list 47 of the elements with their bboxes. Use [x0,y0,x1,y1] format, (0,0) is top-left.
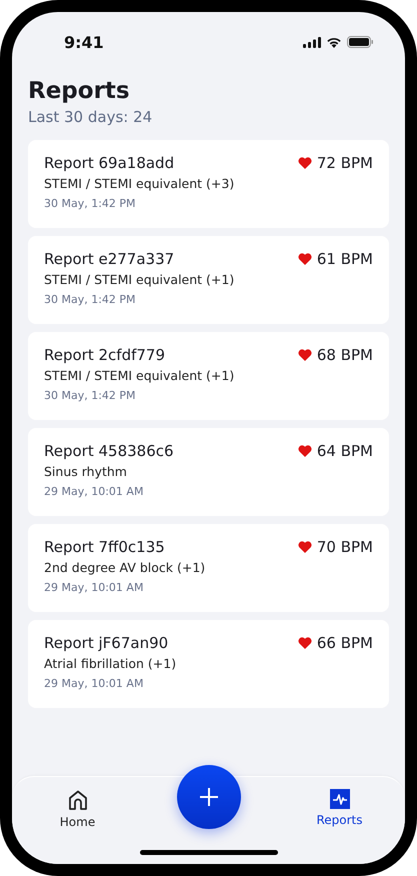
tab[interactable]: Reports [316,789,363,833]
report-date: 29 May, 10:01 AM [44,581,144,594]
diagnosis: 2nd degree AV block (+1) [44,560,206,575]
heart-icon [298,541,312,553]
diagnosis: STEMI / STEMI equivalent (+1) [44,368,236,383]
diagnosis: STEMI / STEMI equivalent (+3) [44,176,236,191]
heart-icon [298,157,312,169]
heart-rate: 64 BPM [316,442,373,460]
status-time: 9:41 [64,32,104,52]
report-title: Report 2cfdf779 [44,346,165,364]
heart-icon [298,445,312,457]
report-date: 30 May, 1:42 PM [44,197,137,210]
signal-icon [303,36,321,48]
report-date: 29 May, 10:01 AM [44,677,144,690]
heart-icon [298,637,312,649]
report-card[interactable]: Report 7ff0c135 70 BPM 2nd degree AV block (+1) 29 May, 10:01 AM [28,524,389,612]
report-date: 29 May, 10:01 AM [44,485,144,498]
report-date: 30 May, 1:42 PM [44,389,137,402]
diagnosis: STEMI / STEMI equivalent (+1) [44,272,236,287]
pulse-icon [330,789,350,809]
report-date: 30 May, 1:42 PM [44,293,137,306]
report-title: Report 7ff0c135 [44,538,165,556]
heart-rate: 70 BPM [316,538,373,556]
heart-rate: 68 BPM [316,346,373,364]
heart-rate: 66 BPM [316,634,373,652]
report-count: Last 30 days: 24 [28,108,154,126]
report-card[interactable]: Report e277a337 61 BPM STEMI / STEMI equivalent (+1) 30 May, 1:42 PM [28,236,389,324]
report-card[interactable]: Report 2cfdf779 68 BPM STEMI / STEMI equivalent (+1) 30 May, 1:42 PM [28,332,389,420]
tab[interactable]: Home [60,789,96,833]
diagnosis: Sinus rhythm [44,464,128,479]
home-icon [66,789,88,811]
report-title: Report 69a18add [44,154,174,172]
report-title: Report jF67an90 [44,634,168,652]
page-title: Reports [28,78,131,104]
wifi-icon [326,36,342,48]
report-card[interactable]: Report 69a18add 72 BPM STEMI / STEMI equivalent (+3) 30 May, 1:42 PM [28,140,389,228]
heart-icon [298,253,312,265]
heart-rate: 72 BPM [316,154,373,172]
plus-icon [200,788,218,806]
heart-rate: 61 BPM [316,250,373,268]
heart-icon [298,349,312,361]
battery-icon [347,36,373,48]
diagnosis: Atrial fibrillation (+1) [44,656,178,671]
report-card[interactable]: Report 458386c6 64 BPM Sinus rhythm 29 May, 10:01 AM [28,428,389,516]
report-card[interactable]: Report jF67an90 66 BPM Atrial fibrillation (+1) 29 May, 10:01 AM [28,620,389,708]
report-title: Report e277a337 [44,250,174,268]
report-title: Report 458386c6 [44,442,174,460]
§
Quote the entry above word for word, leaving out the picture.

→ **Response**:
list 47 of the elements with their bboxes. Use [x0,y0,x1,y1] format, (0,0) is top-left.
tab[interactable]: Reports [316,789,363,833]
report-date: 29 May, 10:01 AM [44,581,144,594]
diagnosis: 2nd degree AV block (+1) [44,560,206,575]
heart-icon [298,541,312,553]
diagnosis: STEMI / STEMI equivalent (+1) [44,368,236,383]
diagnosis: STEMI / STEMI equivalent (+3) [44,176,236,191]
heart-icon [298,157,312,169]
heart-rate: 64 BPM [316,442,373,460]
status-time: 9:41 [64,32,104,52]
report-title: Report 2cfdf779 [44,346,165,364]
heart-icon [298,445,312,457]
report-date: 30 May, 1:42 PM [44,197,137,210]
signal-icon [303,36,321,48]
report-date: 29 May, 10:01 AM [44,677,144,690]
heart-icon [298,637,312,649]
report-card[interactable]: Report 7ff0c135 70 BPM 2nd degree AV block (+1) 29 May, 10:01 AM [28,524,389,612]
report-date: 29 May, 10:01 AM [44,485,144,498]
report-date: 30 May, 1:42 PM [44,389,137,402]
diagnosis: STEMI / STEMI equivalent (+1) [44,272,236,287]
pulse-icon [330,789,350,809]
report-date: 30 May, 1:42 PM [44,293,137,306]
report-title: Report 7ff0c135 [44,538,165,556]
heart-rate: 70 BPM [316,538,373,556]
heart-rate: 68 BPM [316,346,373,364]
heart-rate: 66 BPM [316,634,373,652]
report-count: Last 30 days: 24 [28,108,154,126]
report-card[interactable]: Report e277a337 61 BPM STEMI / STEMI equivalent (+1) 30 May, 1:42 PM [28,236,389,324]
report-card[interactable]: Report 2cfdf779 68 BPM STEMI / STEMI equivalent (+1) 30 May, 1:42 PM [28,332,389,420]
tab[interactable]: Home [60,789,96,833]
diagnosis: Sinus rhythm [44,464,128,479]
home-icon [66,789,88,811]
report-title: Report 69a18add [44,154,174,172]
report-title: Report jF67an90 [44,634,168,652]
page-title: Reports [28,78,131,104]
wifi-icon [326,36,342,48]
report-card[interactable]: Report 69a18add 72 BPM STEMI / STEMI equivalent (+3) 30 May, 1:42 PM [28,140,389,228]
heart-icon [298,253,312,265]
heart-rate: 72 BPM [316,154,373,172]
plus-icon [200,788,218,806]
heart-rate: 61 BPM [316,250,373,268]
heart-icon [298,349,312,361]
battery-icon [347,36,373,48]
diagnosis: Atrial fibrillation (+1) [44,656,178,671]
report-card[interactable]: Report 458386c6 64 BPM Sinus rhythm 29 May, 10:01 AM [28,428,389,516]
report-card[interactable]: Report jF67an90 66 BPM Atrial fibrillation (+1) 29 May, 10:01 AM [28,620,389,708]
report-title: Report e277a337 [44,250,174,268]
report-title: Report 458386c6 [44,442,174,460]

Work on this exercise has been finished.